*To do:*
Omit all pictures. Copy the rest of the material exactly.

Collection entries
+++

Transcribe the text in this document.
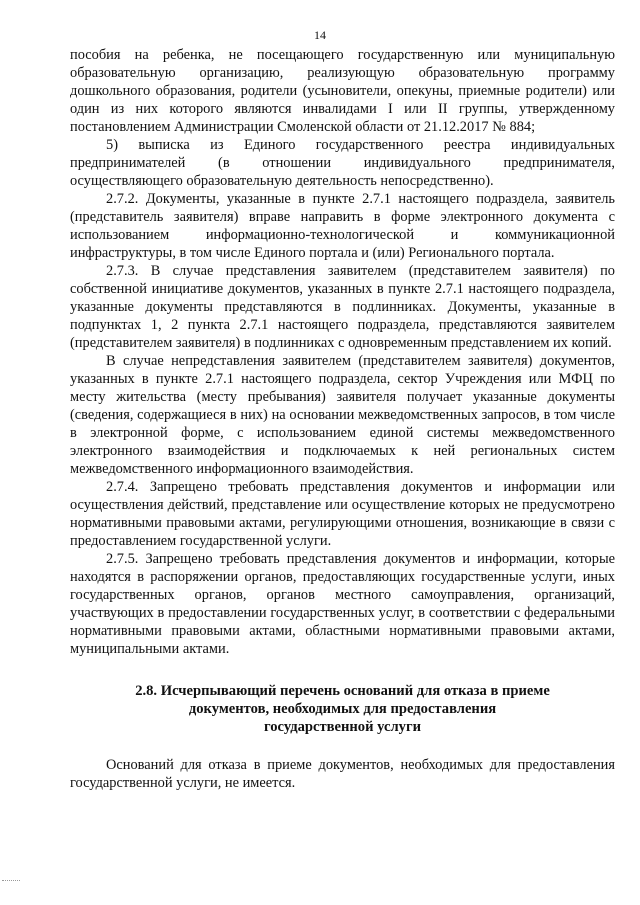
14

пособия на ребенка, не посещающего государственную или муниципальную образовательную организацию, реализующую образовательную программу дошкольного образования, родители (усыновители, опекуны, приемные родители) или один из них которого являются инвалидами I или II группы, утвержденному постановлением Администрации Смоленской области от 21.12.2017 № 884;

5) выписка из Единого государственного реестра индивидуальных предпринимателей (в отношении индивидуального предпринимателя, осуществляющего образовательную деятельность непосредственно).

2.7.2. Документы, указанные в пункте 2.7.1 настоящего подраздела, заявитель (представитель заявителя) вправе направить в форме электронного документа с использованием информационно-технологической и коммуникационной инфраструктуры, в том числе Единого портала и (или) Регионального портала.

2.7.3. В случае представления заявителем (представителем заявителя) по собственной инициативе документов, указанных в пункте 2.7.1 настоящего подраздела, указанные документы представляются в подлинниках. Документы, указанные в подпунктах 1, 2 пункта 2.7.1 настоящего подраздела, представляются заявителем (представителем заявителя) в подлинниках с одновременным представлением их копий.

В случае непредставления заявителем (представителем заявителя) документов, указанных в пункте 2.7.1 настоящего подраздела, сектор Учреждения или МФЦ по месту жительства (месту пребывания) заявителя получает указанные документы (сведения, содержащиеся в них) на основании межведомственных запросов, в том числе в электронной форме, с использованием единой системы межведомственного электронного взаимодействия и подключаемых к ней региональных систем межведомственного информационного взаимодействия.

2.7.4. Запрещено требовать представления документов и информации или осуществления действий, представление или осуществление которых не предусмотрено нормативными правовыми актами, регулирующими отношения, возникающие в связи с предоставлением государственной услуги.

2.7.5. Запрещено требовать представления документов и информации, которые находятся в распоряжении органов, предоставляющих государственные услуги, иных государственных органов, органов местного самоуправления, организаций, участвующих в предоставлении государственных услуг, в соответствии с федеральными нормативными правовыми актами, областными нормативными правовыми актами, муниципальными актами.

2.8. Исчерпывающий перечень оснований для отказа в приеме
документов, необходимых для предоставления
государственной услуги

Оснований для отказа в приеме документов, необходимых для предоставления государственной услуги, не имеется.
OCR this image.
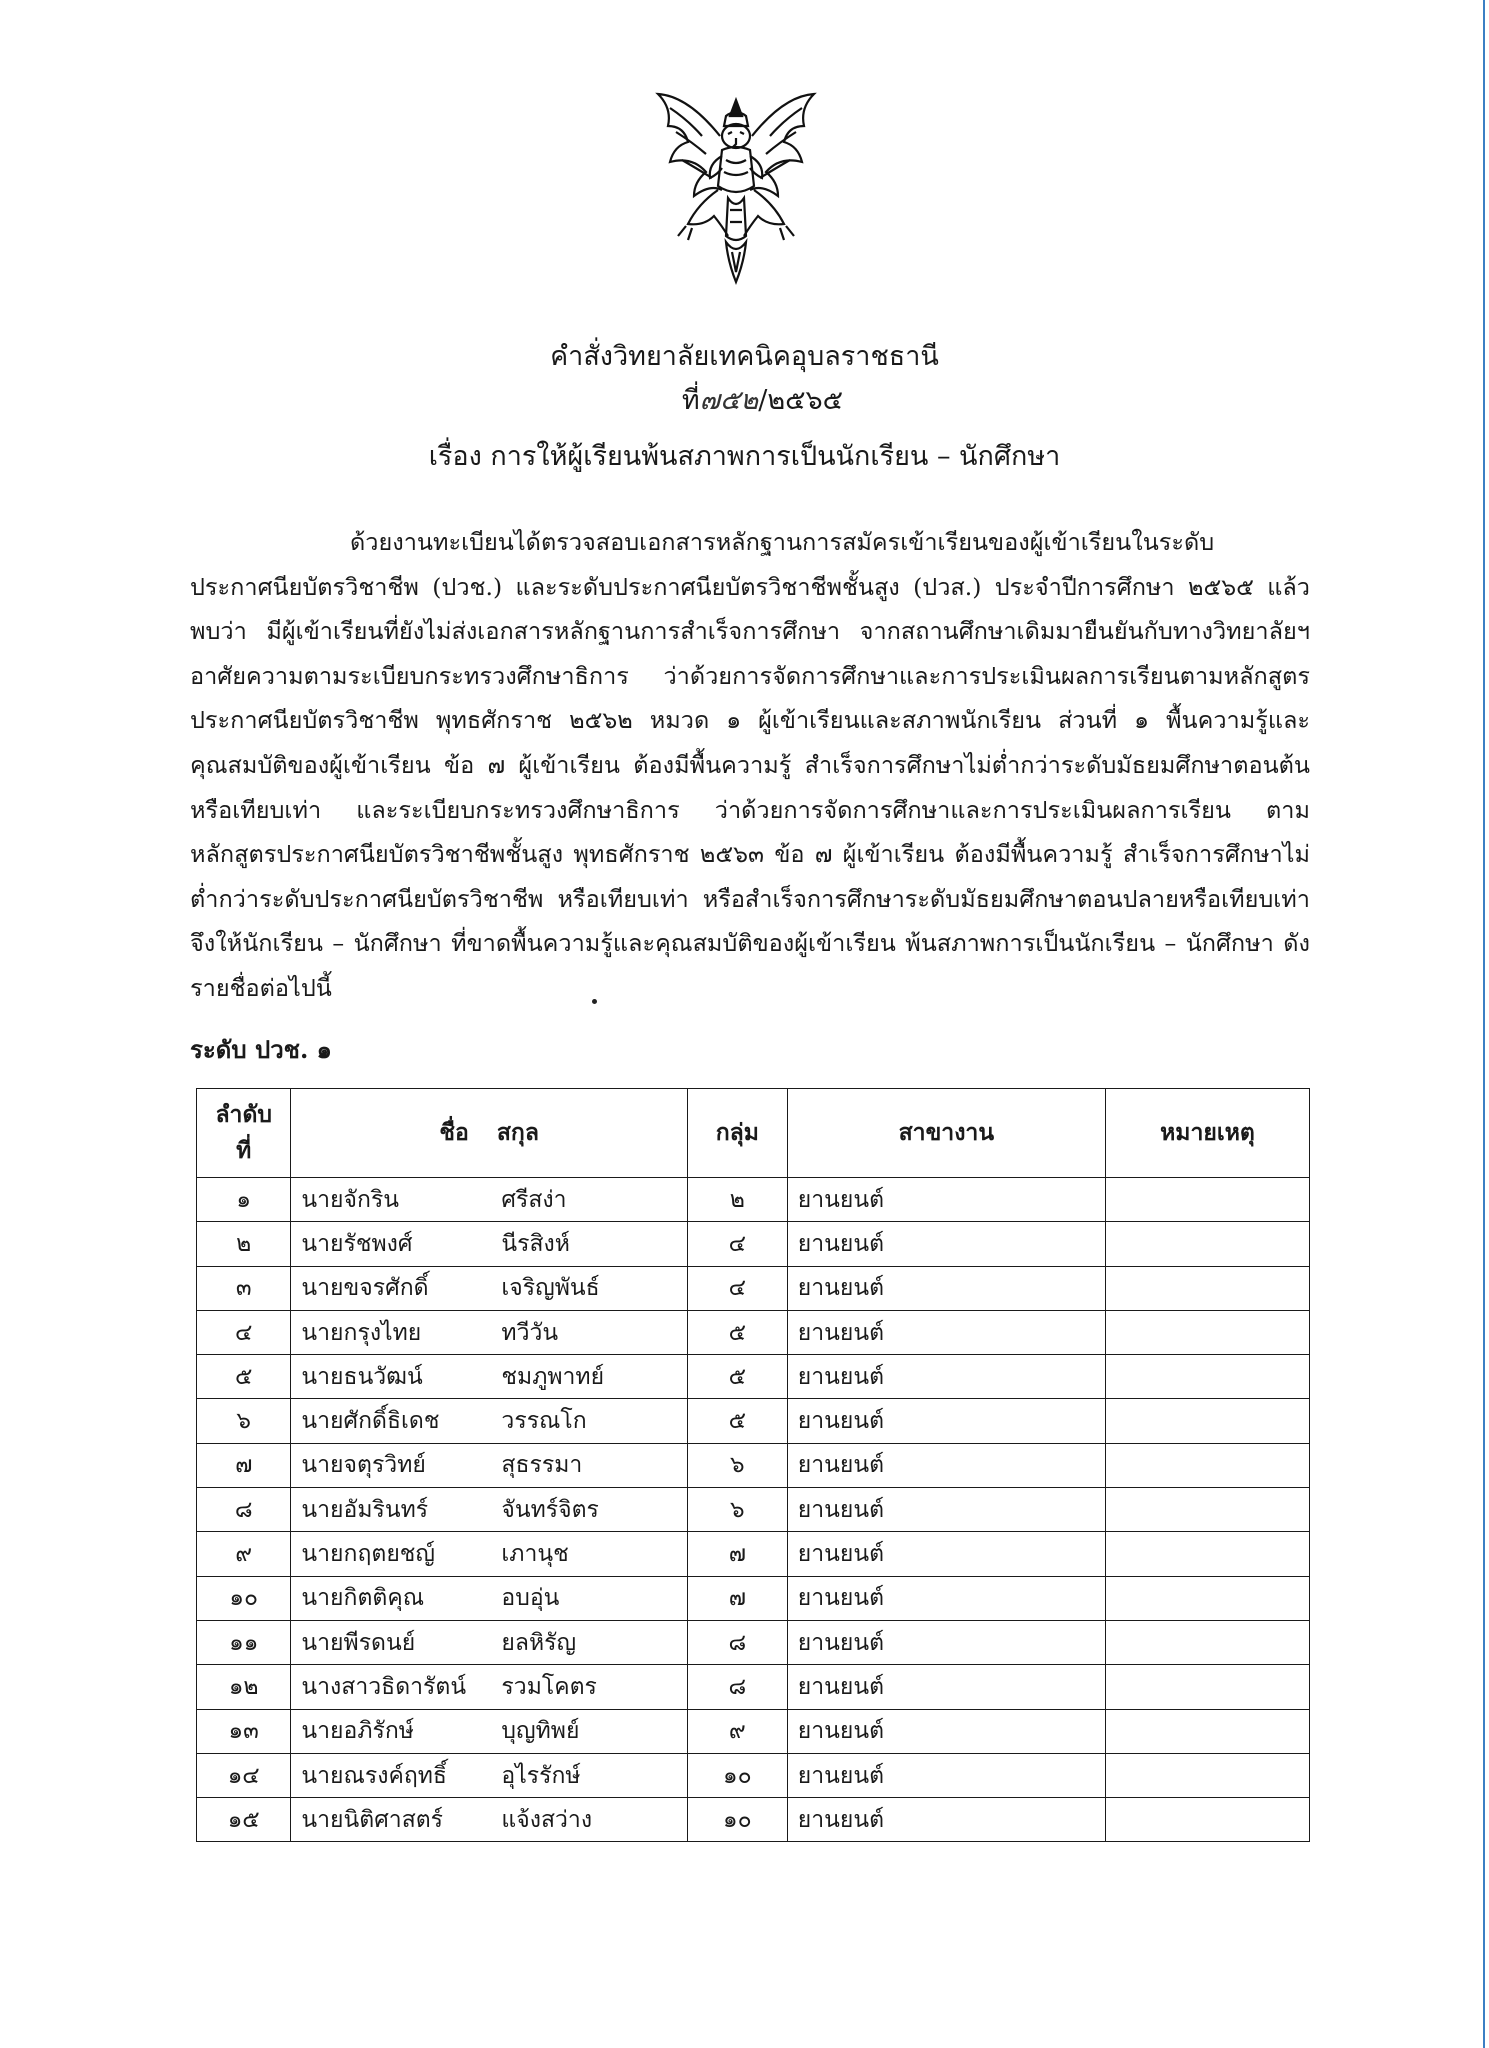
คำสั่งวิทยาลัยเทคนิคอุบลราชธานี
ที่๗๕๒/๒๕๖๕
เรื่อง การให้ผู้เรียนพ้นสภาพการเป็นนักเรียน – นักศึกษา

ด้วยงานทะเบียนได้ตรวจสอบเอกสารหลักฐานการสมัครเข้าเรียนของผู้เข้าเรียนในระดับประกาศนียบัตรวิชาชีพ (ปวช.) และระดับประกาศนียบัตรวิชาชีพชั้นสูง (ปวส.) ประจำปีการศึกษา ๒๕๖๕ แล้ว พบว่า มีผู้เข้าเรียนที่ยังไม่ส่งเอกสารหลักฐานการสำเร็จการศึกษา จากสถานศึกษาเดิมมายืนยันกับทางวิทยาลัยฯ อาศัยความตามระเบียบกระทรวงศึกษาธิการ ว่าด้วยการจัดการศึกษาและการประเมินผลการเรียนตามหลักสูตรประกาศนียบัตรวิชาชีพ พุทธศักราช ๒๕๖๒ หมวด ๑ ผู้เข้าเรียนและสภาพนักเรียน ส่วนที่ ๑ พื้นความรู้และคุณสมบัติของผู้เข้าเรียน ข้อ ๗ ผู้เข้าเรียน ต้องมีพื้นความรู้ สำเร็จการศึกษาไม่ต่ำกว่าระดับมัธยมศึกษาตอนต้นหรือเทียบเท่า และระเบียบกระทรวงศึกษาธิการ ว่าด้วยการจัดการศึกษาและการประเมินผลการเรียน ตามหลักสูตรประกาศนียบัตรวิชาชีพชั้นสูง พุทธศักราช ๒๕๖๓ ข้อ ๗ ผู้เข้าเรียน ต้องมีพื้นความรู้ สำเร็จการศึกษาไม่ต่ำกว่าระดับประกาศนียบัตรวิชาชีพ หรือเทียบเท่า หรือสำเร็จการศึกษาระดับมัธยมศึกษาตอนปลายหรือเทียบเท่า จึงให้นักเรียน – นักศึกษา ที่ขาดพื้นความรู้และคุณสมบัติของผู้เข้าเรียน พ้นสภาพการเป็นนักเรียน – นักศึกษา ดังรายชื่อต่อไปนี้

ระดับ ปวช. ๑
ลำดับ
ที่	ชื่อ สกุล	กลุ่ม	สาขางาน	หมายเหตุ
๑	นายจักริน ศรีสง่า	๒	ยานยนต์	
๒	นายรัชพงศ์ นีรสิงห์	๔	ยานยนต์	
๓	นายขจรศักดิ์ เจริญพันธ์	๔	ยานยนต์	
๔	นายกรุงไทย ทวีวัน	๕	ยานยนต์	
๕	นายธนวัฒน์ ชมภูพาทย์	๕	ยานยนต์	
๖	นายศักดิ์ธิเดช วรรณโก	๕	ยานยนต์	
๗	นายจตุรวิทย์ สุธรรมา	๖	ยานยนต์	
๘	นายอัมรินทร์ จันทร์จิตร	๖	ยานยนต์	
๙	นายกฤตยชญ์ เภานุช	๗	ยานยนต์	
๑๐	นายกิตติคุณ อบอุ่น	๗	ยานยนต์	
๑๑	นายพีรดนย์ ยลหิรัญ	๘	ยานยนต์	
๑๒	นางสาวธิดารัตน์ รวมโคตร	๘	ยานยนต์	
๑๓	นายอภิรักษ์ บุญทิพย์	๙	ยานยนต์	
๑๔	นายณรงค์ฤทธิ์ อุไรรักษ์	๑๐	ยานยนต์	
๑๕	นายนิติศาสตร์ แจ้งสว่าง	๑๐	ยานยนต์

+++

*Solved problem:*
Transcribe the text in this document.
14

пособия на ребенка, не посещающего государственную или муниципальную образовательную организацию, реализующую образовательную программу дошкольного образования, родители (усыновители, опекуны, приемные родители) или один из них которого являются инвалидами I или II группы, утвержденному постановлением Администрации Смоленской области от 21.12.2017 № 884;

5) выписка из Единого государственного реестра индивидуальных предпринимателей (в отношении индивидуального предпринимателя, осуществляющего образовательную деятельность непосредственно).

2.7.2. Документы, указанные в пункте 2.7.1 настоящего подраздела, заявитель (представитель заявителя) вправе направить в форме электронного документа с использованием информационно-технологической и коммуникационной инфраструктуры, в том числе Единого портала и (или) Регионального портала.

2.7.3. В случае представления заявителем (представителем заявителя) по собственной инициативе документов, указанных в пункте 2.7.1 настоящего подраздела, указанные документы представляются в подлинниках. Документы, указанные в подпунктах 1, 2 пункта 2.7.1 настоящего подраздела, представляются заявителем (представителем заявителя) в подлинниках с одновременным представлением их копий.

В случае непредставления заявителем (представителем заявителя) документов, указанных в пункте 2.7.1 настоящего подраздела, сектор Учреждения или МФЦ по месту жительства (месту пребывания) заявителя получает указанные документы (сведения, содержащиеся в них) на основании межведомственных запросов, в том числе в электронной форме, с использованием единой системы межведомственного электронного взаимодействия и подключаемых к ней региональных систем межведомственного информационного взаимодействия.

2.7.4. Запрещено требовать представления документов и информации или осуществления действий, представление или осуществление которых не предусмотрено нормативными правовыми актами, регулирующими отношения, возникающие в связи с предоставлением государственной услуги.

2.7.5. Запрещено требовать представления документов и информации, которые находятся в распоряжении органов, предоставляющих государственные услуги, иных государственных органов, органов местного самоуправления, организаций, участвующих в предоставлении государственных услуг, в соответствии с федеральными нормативными правовыми актами, областными нормативными правовыми актами, муниципальными актами.

2.8. Исчерпывающий перечень оснований для отказа в приеме
документов, необходимых для предоставления
государственной услуги

Оснований для отказа в приеме документов, необходимых для предоставления государственной услуги, не имеется.
OCR this image.
คำสั่งวิทยาลัยเทคนิคอุบลราชธานี
ที่๗๕๒/๒๕๖๕
เรื่อง การให้ผู้เรียนพ้นสภาพการเป็นนักเรียน – นักศึกษา

ด้วยงานทะเบียนได้ตรวจสอบเอกสารหลักฐานการสมัครเข้าเรียนของผู้เข้าเรียนในระดับประกาศนียบัตรวิชาชีพ (ปวช.) และระดับประกาศนียบัตรวิชาชีพชั้นสูง (ปวส.) ประจำปีการศึกษา ๒๕๖๕ แล้ว พบว่า มีผู้เข้าเรียนที่ยังไม่ส่งเอกสารหลักฐานการสำเร็จการศึกษา จากสถานศึกษาเดิมมายืนยันกับทางวิทยาลัยฯ อาศัยความตามระเบียบกระทรวงศึกษาธิการ ว่าด้วยการจัดการศึกษาและการประเมินผลการเรียนตามหลักสูตรประกาศนียบัตรวิชาชีพ พุทธศักราช ๒๕๖๒ หมวด ๑ ผู้เข้าเรียนและสภาพนักเรียน ส่วนที่ ๑ พื้นความรู้และคุณสมบัติของผู้เข้าเรียน ข้อ ๗ ผู้เข้าเรียน ต้องมีพื้นความรู้ สำเร็จการศึกษาไม่ต่ำกว่าระดับมัธยมศึกษาตอนต้นหรือเทียบเท่า และระเบียบกระทรวงศึกษาธิการ ว่าด้วยการจัดการศึกษาและการประเมินผลการเรียน ตามหลักสูตรประกาศนียบัตรวิชาชีพชั้นสูง พุทธศักราช ๒๕๖๓ ข้อ ๗ ผู้เข้าเรียน ต้องมีพื้นความรู้ สำเร็จการศึกษาไม่ต่ำกว่าระดับประกาศนียบัตรวิชาชีพ หรือเทียบเท่า หรือสำเร็จการศึกษาระดับมัธยมศึกษาตอนปลายหรือเทียบเท่า จึงให้นักเรียน – นักศึกษา ที่ขาดพื้นความรู้และคุณสมบัติของผู้เข้าเรียน พ้นสภาพการเป็นนักเรียน – นักศึกษา ดังรายชื่อต่อไปนี้

ระดับ ปวช. ๑
ลำดับ
ที่	ชื่อ สกุล	กลุ่ม	สาขางาน	หมายเหตุ
๑	นายจักริน ศรีสง่า	๒	ยานยนต์	
๒	นายรัชพงศ์ นีรสิงห์	๔	ยานยนต์	
๓	นายขจรศักดิ์ เจริญพันธ์	๔	ยานยนต์	
๔	นายกรุงไทย ทวีวัน	๕	ยานยนต์	
๕	นายธนวัฒน์ ชมภูพาทย์	๕	ยานยนต์	
๖	นายศักดิ์ธิเดช วรรณโก	๕	ยานยนต์	
๗	นายจตุรวิทย์ สุธรรมา	๖	ยานยนต์	
๘	นายอัมรินทร์ จันทร์จิตร	๖	ยานยนต์	
๙	นายกฤตยชญ์ เภานุช	๗	ยานยนต์	
๑๐	นายกิตติคุณ อบอุ่น	๗	ยานยนต์	
๑๑	นายพีรดนย์ ยลหิรัญ	๘	ยานยนต์	
๑๒	นางสาวธิดารัตน์ รวมโคตร	๘	ยานยนต์	
๑๓	นายอภิรักษ์ บุญทิพย์	๙	ยานยนต์	
๑๔	นายณรงค์ฤทธิ์ อุไรรักษ์	๑๐	ยานยนต์	
๑๕	นายนิติศาสตร์ แจ้งสว่าง	๑๐	ยานยนต์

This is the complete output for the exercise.